◆ **Task objective**
Set all the material down again unchanged, without the pictures.

◆ **Record extracts**
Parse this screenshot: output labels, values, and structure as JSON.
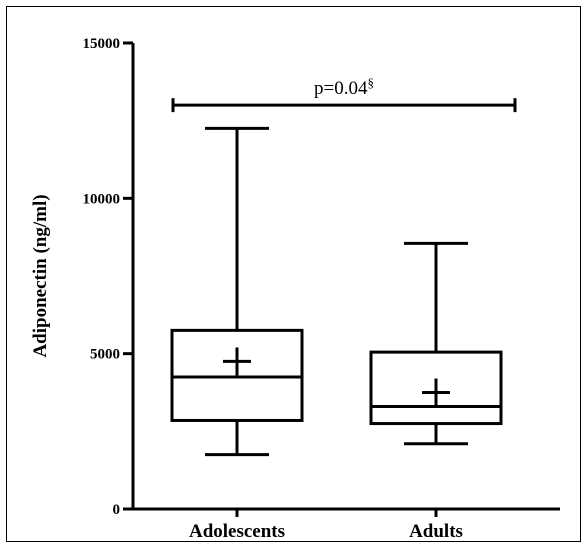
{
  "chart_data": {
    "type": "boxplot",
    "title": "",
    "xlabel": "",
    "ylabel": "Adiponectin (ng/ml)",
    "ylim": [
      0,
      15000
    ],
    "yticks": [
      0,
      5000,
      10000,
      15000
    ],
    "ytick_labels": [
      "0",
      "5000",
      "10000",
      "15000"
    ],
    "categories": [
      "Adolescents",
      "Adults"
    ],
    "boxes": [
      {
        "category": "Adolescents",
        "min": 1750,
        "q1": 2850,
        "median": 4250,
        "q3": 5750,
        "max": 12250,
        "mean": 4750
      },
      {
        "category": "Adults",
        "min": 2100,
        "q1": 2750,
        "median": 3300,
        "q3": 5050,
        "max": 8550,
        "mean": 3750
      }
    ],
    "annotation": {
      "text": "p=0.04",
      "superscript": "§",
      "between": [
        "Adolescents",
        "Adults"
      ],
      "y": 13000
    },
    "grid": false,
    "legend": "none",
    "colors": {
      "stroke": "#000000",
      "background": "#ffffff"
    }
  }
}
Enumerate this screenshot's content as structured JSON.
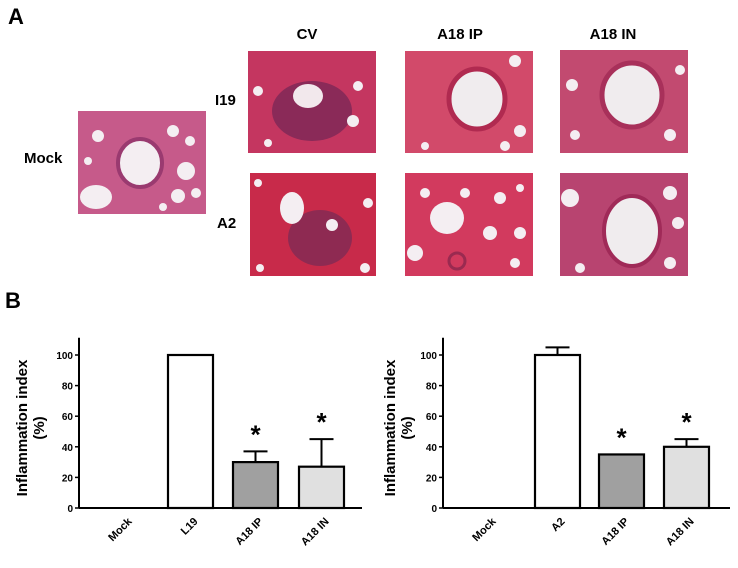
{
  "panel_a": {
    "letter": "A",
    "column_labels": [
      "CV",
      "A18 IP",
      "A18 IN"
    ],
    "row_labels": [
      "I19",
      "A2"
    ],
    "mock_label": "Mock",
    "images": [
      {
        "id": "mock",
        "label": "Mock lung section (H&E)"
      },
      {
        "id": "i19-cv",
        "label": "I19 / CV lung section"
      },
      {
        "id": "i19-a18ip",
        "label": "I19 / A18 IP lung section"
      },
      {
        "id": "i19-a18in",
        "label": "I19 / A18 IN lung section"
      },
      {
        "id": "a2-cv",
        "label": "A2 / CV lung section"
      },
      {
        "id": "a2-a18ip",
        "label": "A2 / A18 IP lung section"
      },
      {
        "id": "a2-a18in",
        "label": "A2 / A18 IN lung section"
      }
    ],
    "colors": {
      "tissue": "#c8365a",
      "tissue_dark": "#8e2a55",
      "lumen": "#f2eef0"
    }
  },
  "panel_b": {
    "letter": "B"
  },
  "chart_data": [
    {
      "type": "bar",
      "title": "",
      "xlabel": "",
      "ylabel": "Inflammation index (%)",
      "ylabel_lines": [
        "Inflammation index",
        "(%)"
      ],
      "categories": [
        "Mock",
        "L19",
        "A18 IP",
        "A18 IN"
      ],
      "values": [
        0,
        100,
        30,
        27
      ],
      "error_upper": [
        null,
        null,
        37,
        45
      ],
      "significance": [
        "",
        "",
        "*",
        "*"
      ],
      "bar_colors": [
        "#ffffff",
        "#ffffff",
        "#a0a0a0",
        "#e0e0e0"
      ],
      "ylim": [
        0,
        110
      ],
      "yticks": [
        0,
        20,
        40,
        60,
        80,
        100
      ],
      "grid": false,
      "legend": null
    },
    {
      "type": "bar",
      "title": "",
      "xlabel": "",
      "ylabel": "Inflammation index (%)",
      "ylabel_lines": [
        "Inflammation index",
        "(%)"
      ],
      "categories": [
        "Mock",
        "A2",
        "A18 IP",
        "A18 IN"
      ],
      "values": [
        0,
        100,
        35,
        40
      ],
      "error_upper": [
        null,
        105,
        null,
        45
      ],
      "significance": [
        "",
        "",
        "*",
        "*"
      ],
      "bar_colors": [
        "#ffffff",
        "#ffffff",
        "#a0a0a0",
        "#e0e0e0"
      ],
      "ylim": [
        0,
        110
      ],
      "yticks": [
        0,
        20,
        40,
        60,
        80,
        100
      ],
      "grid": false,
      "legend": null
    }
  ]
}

◆ **Answer to this exercise**
Parse this screenshot: output labels, values, and structure as JSON.
{
  "chart_data": {
    "type": "boxplot",
    "title": "",
    "xlabel": "",
    "ylabel": "Adiponectin (ng/ml)",
    "ylim": [
      0,
      15000
    ],
    "yticks": [
      0,
      5000,
      10000,
      15000
    ],
    "ytick_labels": [
      "0",
      "5000",
      "10000",
      "15000"
    ],
    "categories": [
      "Adolescents",
      "Adults"
    ],
    "boxes": [
      {
        "category": "Adolescents",
        "min": 1750,
        "q1": 2850,
        "median": 4250,
        "q3": 5750,
        "max": 12250,
        "mean": 4750
      },
      {
        "category": "Adults",
        "min": 2100,
        "q1": 2750,
        "median": 3300,
        "q3": 5050,
        "max": 8550,
        "mean": 3750
      }
    ],
    "annotation": {
      "text": "p=0.04",
      "superscript": "§",
      "between": [
        "Adolescents",
        "Adults"
      ],
      "y": 13000
    },
    "grid": false,
    "legend": "none",
    "colors": {
      "stroke": "#000000",
      "background": "#ffffff"
    }
  }
}
Enumerate this screenshot's content as structured JSON.
{
  "panel_a": {
    "letter": "A",
    "column_labels": [
      "CV",
      "A18 IP",
      "A18 IN"
    ],
    "row_labels": [
      "I19",
      "A2"
    ],
    "mock_label": "Mock",
    "images": [
      {
        "id": "mock",
        "label": "Mock lung section (H&E)"
      },
      {
        "id": "i19-cv",
        "label": "I19 / CV lung section"
      },
      {
        "id": "i19-a18ip",
        "label": "I19 / A18 IP lung section"
      },
      {
        "id": "i19-a18in",
        "label": "I19 / A18 IN lung section"
      },
      {
        "id": "a2-cv",
        "label": "A2 / CV lung section"
      },
      {
        "id": "a2-a18ip",
        "label": "A2 / A18 IP lung section"
      },
      {
        "id": "a2-a18in",
        "label": "A2 / A18 IN lung section"
      }
    ],
    "colors": {
      "tissue": "#c8365a",
      "tissue_dark": "#8e2a55",
      "lumen": "#f2eef0"
    }
  },
  "panel_b": {
    "letter": "B"
  },
  "chart_data": [
    {
      "type": "bar",
      "title": "",
      "xlabel": "",
      "ylabel": "Inflammation index (%)",
      "ylabel_lines": [
        "Inflammation index",
        "(%)"
      ],
      "categories": [
        "Mock",
        "L19",
        "A18 IP",
        "A18 IN"
      ],
      "values": [
        0,
        100,
        30,
        27
      ],
      "error_upper": [
        null,
        null,
        37,
        45
      ],
      "significance": [
        "",
        "",
        "*",
        "*"
      ],
      "bar_colors": [
        "#ffffff",
        "#ffffff",
        "#a0a0a0",
        "#e0e0e0"
      ],
      "ylim": [
        0,
        110
      ],
      "yticks": [
        0,
        20,
        40,
        60,
        80,
        100
      ],
      "grid": false,
      "legend": null
    },
    {
      "type": "bar",
      "title": "",
      "xlabel": "",
      "ylabel": "Inflammation index (%)",
      "ylabel_lines": [
        "Inflammation index",
        "(%)"
      ],
      "categories": [
        "Mock",
        "A2",
        "A18 IP",
        "A18 IN"
      ],
      "values": [
        0,
        100,
        35,
        40
      ],
      "error_upper": [
        null,
        105,
        null,
        45
      ],
      "significance": [
        "",
        "",
        "*",
        "*"
      ],
      "bar_colors": [
        "#ffffff",
        "#ffffff",
        "#a0a0a0",
        "#e0e0e0"
      ],
      "ylim": [
        0,
        110
      ],
      "yticks": [
        0,
        20,
        40,
        60,
        80,
        100
      ],
      "grid": false,
      "legend": null
    }
  ]
}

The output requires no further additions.